EXERCISE BRIEF:
Find each line with the word "possibilità" and copy it.

___ INFORMATION GIVEN ___

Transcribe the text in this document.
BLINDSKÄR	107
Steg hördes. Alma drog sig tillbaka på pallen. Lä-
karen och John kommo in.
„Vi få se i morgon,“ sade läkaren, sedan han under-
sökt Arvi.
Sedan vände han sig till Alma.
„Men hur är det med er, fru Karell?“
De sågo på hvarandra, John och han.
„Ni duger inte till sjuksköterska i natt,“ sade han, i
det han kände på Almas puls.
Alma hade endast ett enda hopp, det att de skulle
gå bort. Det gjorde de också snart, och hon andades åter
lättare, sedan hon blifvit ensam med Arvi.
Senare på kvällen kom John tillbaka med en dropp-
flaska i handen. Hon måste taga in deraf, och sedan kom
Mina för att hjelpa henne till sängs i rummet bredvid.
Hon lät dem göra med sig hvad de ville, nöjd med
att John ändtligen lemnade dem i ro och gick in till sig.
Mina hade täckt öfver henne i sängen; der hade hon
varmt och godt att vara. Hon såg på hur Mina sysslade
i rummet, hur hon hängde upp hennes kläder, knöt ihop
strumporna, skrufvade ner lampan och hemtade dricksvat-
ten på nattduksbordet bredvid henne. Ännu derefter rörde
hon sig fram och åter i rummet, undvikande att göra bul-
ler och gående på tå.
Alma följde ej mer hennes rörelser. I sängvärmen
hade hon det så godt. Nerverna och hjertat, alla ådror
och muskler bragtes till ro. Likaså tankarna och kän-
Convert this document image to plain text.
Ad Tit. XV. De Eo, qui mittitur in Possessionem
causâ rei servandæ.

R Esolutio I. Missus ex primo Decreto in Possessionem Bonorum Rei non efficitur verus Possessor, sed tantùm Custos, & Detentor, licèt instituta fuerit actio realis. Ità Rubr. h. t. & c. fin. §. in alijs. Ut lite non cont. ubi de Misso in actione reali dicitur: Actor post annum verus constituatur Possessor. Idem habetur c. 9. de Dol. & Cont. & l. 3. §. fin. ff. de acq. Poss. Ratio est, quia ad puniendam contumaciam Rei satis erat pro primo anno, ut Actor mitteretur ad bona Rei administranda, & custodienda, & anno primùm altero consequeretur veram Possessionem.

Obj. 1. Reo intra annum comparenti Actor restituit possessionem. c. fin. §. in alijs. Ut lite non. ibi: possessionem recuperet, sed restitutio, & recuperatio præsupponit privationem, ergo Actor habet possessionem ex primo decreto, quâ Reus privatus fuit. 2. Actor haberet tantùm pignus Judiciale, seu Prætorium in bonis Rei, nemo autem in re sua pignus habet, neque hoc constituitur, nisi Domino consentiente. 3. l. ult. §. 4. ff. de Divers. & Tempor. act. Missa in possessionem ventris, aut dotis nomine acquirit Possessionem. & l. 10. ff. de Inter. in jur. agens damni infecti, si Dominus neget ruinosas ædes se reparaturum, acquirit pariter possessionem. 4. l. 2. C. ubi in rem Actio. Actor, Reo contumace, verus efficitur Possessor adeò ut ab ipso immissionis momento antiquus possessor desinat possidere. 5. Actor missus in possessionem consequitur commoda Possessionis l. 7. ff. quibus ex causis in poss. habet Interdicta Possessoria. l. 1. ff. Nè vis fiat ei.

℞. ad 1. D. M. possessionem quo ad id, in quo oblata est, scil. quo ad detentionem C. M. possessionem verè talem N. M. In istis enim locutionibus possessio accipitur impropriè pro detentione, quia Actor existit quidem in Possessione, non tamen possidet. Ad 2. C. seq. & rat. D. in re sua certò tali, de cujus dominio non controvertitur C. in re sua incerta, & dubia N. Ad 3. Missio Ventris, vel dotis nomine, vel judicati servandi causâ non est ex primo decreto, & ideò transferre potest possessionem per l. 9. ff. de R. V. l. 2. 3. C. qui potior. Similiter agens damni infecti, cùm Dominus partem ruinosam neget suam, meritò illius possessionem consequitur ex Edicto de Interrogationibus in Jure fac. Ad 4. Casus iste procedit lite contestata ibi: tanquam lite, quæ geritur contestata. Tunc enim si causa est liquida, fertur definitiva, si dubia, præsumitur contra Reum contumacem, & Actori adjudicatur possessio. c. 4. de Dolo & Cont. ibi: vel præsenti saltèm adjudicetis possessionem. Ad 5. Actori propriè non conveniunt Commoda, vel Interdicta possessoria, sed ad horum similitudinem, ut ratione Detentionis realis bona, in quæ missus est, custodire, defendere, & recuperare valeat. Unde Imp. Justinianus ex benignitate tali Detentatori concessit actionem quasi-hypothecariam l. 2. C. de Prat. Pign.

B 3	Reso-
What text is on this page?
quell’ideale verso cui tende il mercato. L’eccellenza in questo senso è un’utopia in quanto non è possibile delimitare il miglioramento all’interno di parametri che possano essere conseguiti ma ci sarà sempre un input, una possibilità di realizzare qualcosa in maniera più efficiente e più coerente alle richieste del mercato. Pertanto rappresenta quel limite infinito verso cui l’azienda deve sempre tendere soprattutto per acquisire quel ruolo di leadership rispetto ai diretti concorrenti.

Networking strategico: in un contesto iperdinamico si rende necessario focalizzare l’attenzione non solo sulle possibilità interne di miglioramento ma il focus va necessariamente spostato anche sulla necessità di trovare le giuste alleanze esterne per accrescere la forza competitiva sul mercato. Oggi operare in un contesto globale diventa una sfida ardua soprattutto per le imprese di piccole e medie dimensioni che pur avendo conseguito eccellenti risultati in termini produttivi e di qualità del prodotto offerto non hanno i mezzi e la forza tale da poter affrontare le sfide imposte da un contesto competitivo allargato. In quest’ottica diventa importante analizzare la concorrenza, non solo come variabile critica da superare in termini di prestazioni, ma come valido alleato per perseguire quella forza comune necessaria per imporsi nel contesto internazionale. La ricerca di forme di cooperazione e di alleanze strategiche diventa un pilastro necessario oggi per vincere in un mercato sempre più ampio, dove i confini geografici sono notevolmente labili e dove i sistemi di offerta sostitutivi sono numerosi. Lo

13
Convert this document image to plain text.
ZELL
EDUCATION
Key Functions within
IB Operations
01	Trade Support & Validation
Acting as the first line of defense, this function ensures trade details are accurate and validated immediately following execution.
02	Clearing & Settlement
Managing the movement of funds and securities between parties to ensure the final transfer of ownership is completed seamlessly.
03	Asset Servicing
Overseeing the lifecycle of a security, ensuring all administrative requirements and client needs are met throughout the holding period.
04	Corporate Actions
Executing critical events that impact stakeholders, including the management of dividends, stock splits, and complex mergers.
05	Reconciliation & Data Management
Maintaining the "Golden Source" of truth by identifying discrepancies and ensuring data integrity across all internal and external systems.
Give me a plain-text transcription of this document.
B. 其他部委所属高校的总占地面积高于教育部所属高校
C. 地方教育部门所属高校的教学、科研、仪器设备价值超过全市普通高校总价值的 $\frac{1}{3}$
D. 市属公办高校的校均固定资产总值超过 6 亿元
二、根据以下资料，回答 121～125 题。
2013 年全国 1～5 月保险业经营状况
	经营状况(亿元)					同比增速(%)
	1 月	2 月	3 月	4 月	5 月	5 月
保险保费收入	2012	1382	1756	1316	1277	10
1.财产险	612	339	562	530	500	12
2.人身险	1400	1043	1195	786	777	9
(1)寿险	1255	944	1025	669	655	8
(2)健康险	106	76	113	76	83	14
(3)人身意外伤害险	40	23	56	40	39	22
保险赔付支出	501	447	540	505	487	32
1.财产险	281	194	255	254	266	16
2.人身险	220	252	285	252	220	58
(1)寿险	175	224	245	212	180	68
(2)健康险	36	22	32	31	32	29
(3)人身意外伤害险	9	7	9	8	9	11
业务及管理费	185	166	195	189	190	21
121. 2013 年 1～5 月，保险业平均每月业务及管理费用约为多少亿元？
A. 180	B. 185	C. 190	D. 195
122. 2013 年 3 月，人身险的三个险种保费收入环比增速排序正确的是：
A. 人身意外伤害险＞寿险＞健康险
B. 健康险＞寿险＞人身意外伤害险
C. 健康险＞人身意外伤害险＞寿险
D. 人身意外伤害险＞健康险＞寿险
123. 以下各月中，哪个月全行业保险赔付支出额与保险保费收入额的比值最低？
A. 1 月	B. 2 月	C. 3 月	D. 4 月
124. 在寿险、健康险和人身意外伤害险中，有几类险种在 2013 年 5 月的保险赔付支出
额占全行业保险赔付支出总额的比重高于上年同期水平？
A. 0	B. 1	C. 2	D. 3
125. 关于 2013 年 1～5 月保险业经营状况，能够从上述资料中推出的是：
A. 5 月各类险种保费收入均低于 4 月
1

___

SOLUTION TO THE EXERCISE:
quell’ideale verso cui tende il mercato. L’eccellenza in questo senso è un’utopia in quanto non è possibile delimitare il miglioramento all’interno di parametri che possano essere conseguiti ma ci sarà sempre un input, una possibilità di realizzare qualcosa in maniera più efficiente e più coerente alle richieste del mercato. Pertanto rappresenta quel limite infinito verso cui l’azienda deve sempre tendere soprattutto per acquisire quel ruolo di leadership rispetto ai diretti concorrenti.
Networking strategico: in un contesto iperdinamico si rende necessario focalizzare l’attenzione non solo sulle possibilità interne di miglioramento ma il focus va necessariamente spostato anche sulla necessità di trovare le giuste alleanze esterne per accrescere la forza competitiva sul mercato. Oggi operare in un contesto globale diventa una sfida ardua soprattutto per le imprese di piccole e medie dimensioni che pur avendo conseguito eccellenti risultati in termini produttivi e di qualità del prodotto offerto non hanno i mezzi e la forza tale da poter affrontare le sfide imposte da un contesto competitivo allargato. In quest’ottica diventa importante analizzare la concorrenza, non solo come variabile critica da superare in termini di prestazioni, ma come valido alleato per perseguire quella forza comune necessaria per imporsi nel contesto internazionale. La ricerca di forme di cooperazione e di alleanze strategiche diventa un pilastro necessario oggi per vincere in un mercato sempre più ampio, dove i confini geografici sono notevolmente labili e dove i sistemi di offerta sostitutivi sono numerosi. Lo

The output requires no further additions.